Each entry below is to be extracted exactly.
↓
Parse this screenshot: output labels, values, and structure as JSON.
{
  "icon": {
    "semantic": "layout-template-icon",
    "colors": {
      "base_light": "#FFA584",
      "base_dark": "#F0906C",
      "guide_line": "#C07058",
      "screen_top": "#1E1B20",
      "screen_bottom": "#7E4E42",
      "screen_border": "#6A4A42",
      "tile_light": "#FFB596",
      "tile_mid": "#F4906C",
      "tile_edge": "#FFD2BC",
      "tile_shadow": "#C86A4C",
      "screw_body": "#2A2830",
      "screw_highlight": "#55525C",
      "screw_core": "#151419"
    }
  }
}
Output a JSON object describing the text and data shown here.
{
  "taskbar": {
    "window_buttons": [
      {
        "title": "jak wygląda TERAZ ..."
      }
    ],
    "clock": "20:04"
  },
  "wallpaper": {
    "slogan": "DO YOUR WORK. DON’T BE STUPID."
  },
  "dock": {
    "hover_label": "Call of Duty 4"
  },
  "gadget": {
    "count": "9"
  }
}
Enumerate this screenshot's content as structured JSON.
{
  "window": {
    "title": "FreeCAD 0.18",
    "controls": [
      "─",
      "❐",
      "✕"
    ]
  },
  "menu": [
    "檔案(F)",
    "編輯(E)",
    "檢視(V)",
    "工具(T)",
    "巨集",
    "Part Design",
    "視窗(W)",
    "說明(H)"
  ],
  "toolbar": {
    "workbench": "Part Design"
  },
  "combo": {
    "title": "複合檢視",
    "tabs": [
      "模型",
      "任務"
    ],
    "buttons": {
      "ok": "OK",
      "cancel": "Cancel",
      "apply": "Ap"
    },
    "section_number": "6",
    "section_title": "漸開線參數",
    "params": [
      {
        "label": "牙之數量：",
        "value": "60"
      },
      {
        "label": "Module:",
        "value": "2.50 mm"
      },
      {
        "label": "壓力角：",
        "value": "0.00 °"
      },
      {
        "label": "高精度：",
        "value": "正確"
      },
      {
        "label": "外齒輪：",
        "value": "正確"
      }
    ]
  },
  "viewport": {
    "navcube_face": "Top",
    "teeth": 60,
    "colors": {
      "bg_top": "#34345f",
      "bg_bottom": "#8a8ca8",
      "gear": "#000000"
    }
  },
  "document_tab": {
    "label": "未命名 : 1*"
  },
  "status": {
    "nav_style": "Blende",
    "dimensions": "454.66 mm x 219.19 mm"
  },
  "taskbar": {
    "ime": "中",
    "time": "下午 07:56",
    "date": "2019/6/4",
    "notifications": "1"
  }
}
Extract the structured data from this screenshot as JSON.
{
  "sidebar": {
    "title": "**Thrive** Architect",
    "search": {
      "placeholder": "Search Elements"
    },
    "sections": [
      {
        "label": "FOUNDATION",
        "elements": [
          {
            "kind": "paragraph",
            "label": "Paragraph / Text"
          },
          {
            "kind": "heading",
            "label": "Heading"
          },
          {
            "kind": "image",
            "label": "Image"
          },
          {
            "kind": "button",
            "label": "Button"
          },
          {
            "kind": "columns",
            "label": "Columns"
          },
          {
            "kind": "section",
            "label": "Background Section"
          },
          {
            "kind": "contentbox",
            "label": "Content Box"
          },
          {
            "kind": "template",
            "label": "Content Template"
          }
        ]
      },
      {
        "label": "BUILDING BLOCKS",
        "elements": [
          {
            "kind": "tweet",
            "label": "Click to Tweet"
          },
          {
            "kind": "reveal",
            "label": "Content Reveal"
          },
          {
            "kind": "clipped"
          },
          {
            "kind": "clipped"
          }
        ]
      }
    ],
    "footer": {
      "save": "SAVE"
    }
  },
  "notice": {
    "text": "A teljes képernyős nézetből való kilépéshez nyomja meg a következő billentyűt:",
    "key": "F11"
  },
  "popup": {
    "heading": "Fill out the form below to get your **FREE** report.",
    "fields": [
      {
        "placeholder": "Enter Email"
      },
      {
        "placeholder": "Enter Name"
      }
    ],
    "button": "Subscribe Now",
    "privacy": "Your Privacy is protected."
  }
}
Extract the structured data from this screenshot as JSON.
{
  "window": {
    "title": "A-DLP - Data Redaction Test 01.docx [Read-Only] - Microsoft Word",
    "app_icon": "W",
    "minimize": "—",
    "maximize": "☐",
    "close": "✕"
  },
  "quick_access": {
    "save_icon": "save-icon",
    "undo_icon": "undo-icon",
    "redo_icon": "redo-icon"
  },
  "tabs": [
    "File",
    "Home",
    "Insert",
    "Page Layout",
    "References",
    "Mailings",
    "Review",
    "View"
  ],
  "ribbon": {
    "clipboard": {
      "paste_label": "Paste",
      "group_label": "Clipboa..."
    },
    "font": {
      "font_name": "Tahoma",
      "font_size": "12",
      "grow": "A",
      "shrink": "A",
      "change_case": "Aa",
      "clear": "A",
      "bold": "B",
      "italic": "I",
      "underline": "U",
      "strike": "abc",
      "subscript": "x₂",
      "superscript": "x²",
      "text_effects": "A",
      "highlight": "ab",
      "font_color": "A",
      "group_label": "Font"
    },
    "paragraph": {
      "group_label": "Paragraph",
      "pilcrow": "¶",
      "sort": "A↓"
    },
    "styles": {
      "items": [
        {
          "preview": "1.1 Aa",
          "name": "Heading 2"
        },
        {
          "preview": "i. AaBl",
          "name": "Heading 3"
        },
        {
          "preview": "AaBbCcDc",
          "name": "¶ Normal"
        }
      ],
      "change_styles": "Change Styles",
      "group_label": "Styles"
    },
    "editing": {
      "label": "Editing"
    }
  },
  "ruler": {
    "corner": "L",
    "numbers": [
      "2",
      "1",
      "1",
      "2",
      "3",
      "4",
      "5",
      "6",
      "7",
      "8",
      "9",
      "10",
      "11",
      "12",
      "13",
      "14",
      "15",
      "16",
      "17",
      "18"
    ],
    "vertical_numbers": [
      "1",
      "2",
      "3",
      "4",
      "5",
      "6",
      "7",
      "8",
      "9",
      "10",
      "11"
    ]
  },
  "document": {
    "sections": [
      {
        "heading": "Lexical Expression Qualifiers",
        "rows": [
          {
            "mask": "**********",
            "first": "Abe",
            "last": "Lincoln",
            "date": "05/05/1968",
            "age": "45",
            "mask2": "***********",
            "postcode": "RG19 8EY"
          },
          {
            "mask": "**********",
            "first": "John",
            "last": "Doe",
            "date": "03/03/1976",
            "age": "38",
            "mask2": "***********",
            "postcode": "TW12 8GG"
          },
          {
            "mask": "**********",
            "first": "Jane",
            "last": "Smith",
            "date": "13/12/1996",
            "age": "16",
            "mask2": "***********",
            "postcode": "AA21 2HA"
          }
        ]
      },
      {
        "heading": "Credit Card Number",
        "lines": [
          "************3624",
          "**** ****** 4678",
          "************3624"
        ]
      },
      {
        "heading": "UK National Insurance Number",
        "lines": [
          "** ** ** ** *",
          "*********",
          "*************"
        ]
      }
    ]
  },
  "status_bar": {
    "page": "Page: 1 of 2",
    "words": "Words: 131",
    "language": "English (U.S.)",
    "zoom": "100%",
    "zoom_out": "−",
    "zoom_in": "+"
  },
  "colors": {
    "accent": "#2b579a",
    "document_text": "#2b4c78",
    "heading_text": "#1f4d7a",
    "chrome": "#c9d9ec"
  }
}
↑
## Exercise solution
Parse this screenshot: output labels, values, and structure as JSON.
{
  "icon": {
    "semantic": "layout-template-icon",
    "colors": {
      "base_light": "#FFA584",
      "base_dark": "#F0906C",
      "guide_line": "#C07058",
      "screen_top": "#1E1B20",
      "screen_bottom": "#7E4E42",
      "screen_border": "#6A4A42",
      "tile_light": "#FFB596",
      "tile_mid": "#F4906C",
      "tile_edge": "#FFD2BC",
      "tile_shadow": "#C86A4C",
      "screw_body": "#2A2830",
      "screw_highlight": "#55525C",
      "screw_core": "#151419"
    }
  }
}
Output a JSON object describing the text and data shown here.
{
  "taskbar": {
    "window_buttons": [
      {
        "title": "jak wygląda TERAZ ..."
      }
    ],
    "clock": "20:04"
  },
  "wallpaper": {
    "slogan": "DO YOUR WORK. DON’T BE STUPID."
  },
  "dock": {
    "hover_label": "Call of Duty 4"
  },
  "gadget": {
    "count": "9"
  }
}
Enumerate this screenshot's content as structured JSON.
{
  "window": {
    "title": "FreeCAD 0.18",
    "controls": [
      "─",
      "❐",
      "✕"
    ]
  },
  "menu": [
    "檔案(F)",
    "編輯(E)",
    "檢視(V)",
    "工具(T)",
    "巨集",
    "Part Design",
    "視窗(W)",
    "說明(H)"
  ],
  "toolbar": {
    "workbench": "Part Design"
  },
  "combo": {
    "title": "複合檢視",
    "tabs": [
      "模型",
      "任務"
    ],
    "buttons": {
      "ok": "OK",
      "cancel": "Cancel",
      "apply": "Ap"
    },
    "section_number": "6",
    "section_title": "漸開線參數",
    "params": [
      {
        "label": "牙之數量：",
        "value": "60"
      },
      {
        "label": "Module:",
        "value": "2.50 mm"
      },
      {
        "label": "壓力角：",
        "value": "0.00 °"
      },
      {
        "label": "高精度：",
        "value": "正確"
      },
      {
        "label": "外齒輪：",
        "value": "正確"
      }
    ]
  },
  "viewport": {
    "navcube_face": "Top",
    "teeth": 60,
    "colors": {
      "bg_top": "#34345f",
      "bg_bottom": "#8a8ca8",
      "gear": "#000000"
    }
  },
  "document_tab": {
    "label": "未命名 : 1*"
  },
  "status": {
    "nav_style": "Blende",
    "dimensions": "454.66 mm x 219.19 mm"
  },
  "taskbar": {
    "ime": "中",
    "time": "下午 07:56",
    "date": "2019/6/4",
    "notifications": "1"
  }
}
Extract the structured data from this screenshot as JSON.
{
  "sidebar": {
    "title": "**Thrive** Architect",
    "search": {
      "placeholder": "Search Elements"
    },
    "sections": [
      {
        "label": "FOUNDATION",
        "elements": [
          {
            "kind": "paragraph",
            "label": "Paragraph / Text"
          },
          {
            "kind": "heading",
            "label": "Heading"
          },
          {
            "kind": "image",
            "label": "Image"
          },
          {
            "kind": "button",
            "label": "Button"
          },
          {
            "kind": "columns",
            "label": "Columns"
          },
          {
            "kind": "section",
            "label": "Background Section"
          },
          {
            "kind": "contentbox",
            "label": "Content Box"
          },
          {
            "kind": "template",
            "label": "Content Template"
          }
        ]
      },
      {
        "label": "BUILDING BLOCKS",
        "elements": [
          {
            "kind": "tweet",
            "label": "Click to Tweet"
          },
          {
            "kind": "reveal",
            "label": "Content Reveal"
          },
          {
            "kind": "clipped"
          },
          {
            "kind": "clipped"
          }
        ]
      }
    ],
    "footer": {
      "save": "SAVE"
    }
  },
  "notice": {
    "text": "A teljes képernyős nézetből való kilépéshez nyomja meg a következő billentyűt:",
    "key": "F11"
  },
  "popup": {
    "heading": "Fill out the form below to get your **FREE** report.",
    "fields": [
      {
        "placeholder": "Enter Email"
      },
      {
        "placeholder": "Enter Name"
      }
    ],
    "button": "Subscribe Now",
    "privacy": "Your Privacy is protected."
  }
}
Extract the structured data from this screenshot as JSON.
{
  "window": {
    "title": "A-DLP - Data Redaction Test 01.docx [Read-Only] - Microsoft Word",
    "app_icon": "W",
    "minimize": "—",
    "maximize": "☐",
    "close": "✕"
  },
  "quick_access": {
    "save_icon": "save-icon",
    "undo_icon": "undo-icon",
    "redo_icon": "redo-icon"
  },
  "tabs": [
    "File",
    "Home",
    "Insert",
    "Page Layout",
    "References",
    "Mailings",
    "Review",
    "View"
  ],
  "ribbon": {
    "clipboard": {
      "paste_label": "Paste",
      "group_label": "Clipboa..."
    },
    "font": {
      "font_name": "Tahoma",
      "font_size": "12",
      "grow": "A",
      "shrink": "A",
      "change_case": "Aa",
      "clear": "A",
      "bold": "B",
      "italic": "I",
      "underline": "U",
      "strike": "abc",
      "subscript": "x₂",
      "superscript": "x²",
      "text_effects": "A",
      "highlight": "ab",
      "font_color": "A",
      "group_label": "Font"
    },
    "paragraph": {
      "group_label": "Paragraph",
      "pilcrow": "¶",
      "sort": "A↓"
    },
    "styles": {
      "items": [
        {
          "preview": "1.1 Aa",
          "name": "Heading 2"
        },
        {
          "preview": "i. AaBl",
          "name": "Heading 3"
        },
        {
          "preview": "AaBbCcDc",
          "name": "¶ Normal"
        }
      ],
      "change_styles": "Change Styles",
      "group_label": "Styles"
    },
    "editing": {
      "label": "Editing"
    }
  },
  "ruler": {
    "corner": "L",
    "numbers": [
      "2",
      "1",
      "1",
      "2",
      "3",
      "4",
      "5",
      "6",
      "7",
      "8",
      "9",
      "10",
      "11",
      "12",
      "13",
      "14",
      "15",
      "16",
      "17",
      "18"
    ],
    "vertical_numbers": [
      "1",
      "2",
      "3",
      "4",
      "5",
      "6",
      "7",
      "8",
      "9",
      "10",
      "11"
    ]
  },
  "document": {
    "sections": [
      {
        "heading": "Lexical Expression Qualifiers",
        "rows": [
          {
            "mask": "**********",
            "first": "Abe",
            "last": "Lincoln",
            "date": "05/05/1968",
            "age": "45",
            "mask2": "***********",
            "postcode": "RG19 8EY"
          },
          {
            "mask": "**********",
            "first": "John",
            "last": "Doe",
            "date": "03/03/1976",
            "age": "38",
            "mask2": "***********",
            "postcode": "TW12 8GG"
          },
          {
            "mask": "**********",
            "first": "Jane",
            "last": "Smith",
            "date": "13/12/1996",
            "age": "16",
            "mask2": "***********",
            "postcode": "AA21 2HA"
          }
        ]
      },
      {
        "heading": "Credit Card Number",
        "lines": [
          "************3624",
          "**** ****** 4678",
          "************3624"
        ]
      },
      {
        "heading": "UK National Insurance Number",
        "lines": [
          "** ** ** ** *",
          "*********",
          "*************"
        ]
      }
    ]
  },
  "status_bar": {
    "page": "Page: 1 of 2",
    "words": "Words: 131",
    "language": "English (U.S.)",
    "zoom": "100%",
    "zoom_out": "−",
    "zoom_in": "+"
  },
  "colors": {
    "accent": "#2b579a",
    "document_text": "#2b4c78",
    "heading_text": "#1f4d7a",
    "chrome": "#c9d9ec"
  }
}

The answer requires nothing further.